**WHAT YOU HAVE TO DO**:
Write out each line exactly as it stands, please.

(Records from a data collection)
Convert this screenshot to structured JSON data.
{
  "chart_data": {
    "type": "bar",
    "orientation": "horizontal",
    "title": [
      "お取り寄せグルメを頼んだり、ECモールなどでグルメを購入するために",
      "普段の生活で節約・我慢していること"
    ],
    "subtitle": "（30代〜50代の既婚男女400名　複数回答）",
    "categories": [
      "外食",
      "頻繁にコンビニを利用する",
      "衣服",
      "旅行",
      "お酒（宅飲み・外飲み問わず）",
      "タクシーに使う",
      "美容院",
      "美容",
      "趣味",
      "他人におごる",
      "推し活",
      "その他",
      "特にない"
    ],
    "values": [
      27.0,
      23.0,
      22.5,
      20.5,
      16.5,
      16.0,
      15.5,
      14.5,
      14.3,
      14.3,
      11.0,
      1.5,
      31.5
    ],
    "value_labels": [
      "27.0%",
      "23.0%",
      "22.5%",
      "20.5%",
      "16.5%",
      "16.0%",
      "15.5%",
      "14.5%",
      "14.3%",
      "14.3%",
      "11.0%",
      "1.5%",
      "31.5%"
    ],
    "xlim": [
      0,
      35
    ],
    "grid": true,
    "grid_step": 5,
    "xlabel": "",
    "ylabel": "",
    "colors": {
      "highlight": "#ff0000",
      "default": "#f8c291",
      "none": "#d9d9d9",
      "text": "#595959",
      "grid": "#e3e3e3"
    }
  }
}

**TASK OUTPUT**:
Convert this screenshot to structured JSON data.
{
  "chart_data": {
    "type": "bar",
    "orientation": "horizontal",
    "title": [
      "お取り寄せグルメを頼んだり、ECモールなどでグルメを購入するために",
      "普段の生活で節約・我慢していること"
    ],
    "subtitle": "（30代〜50代の既婚男女400名　複数回答）",
    "categories": [
      "外食",
      "頻繁にコンビニを利用する",
      "衣服",
      "旅行",
      "お酒（宅飲み・外飲み問わず）",
      "タクシーに使う",
      "美容院",
      "美容",
      "趣味",
      "他人におごる",
      "推し活",
      "その他",
      "特にない"
    ],
    "values": [
      27.0,
      23.0,
      22.5,
      20.5,
      16.5,
      16.0,
      15.5,
      14.5,
      14.3,
      14.3,
      11.0,
      1.5,
      31.5
    ],
    "value_labels": [
      "27.0%",
      "23.0%",
      "22.5%",
      "20.5%",
      "16.5%",
      "16.0%",
      "15.5%",
      "14.5%",
      "14.3%",
      "14.3%",
      "11.0%",
      "1.5%",
      "31.5%"
    ],
    "xlim": [
      0,
      35
    ],
    "grid": true,
    "grid_step": 5,
    "xlabel": "",
    "ylabel": "",
    "colors": {
      "highlight": "#ff0000",
      "default": "#f8c291",
      "none": "#d9d9d9",
      "text": "#595959",
      "grid": "#e3e3e3"
    }
  }
}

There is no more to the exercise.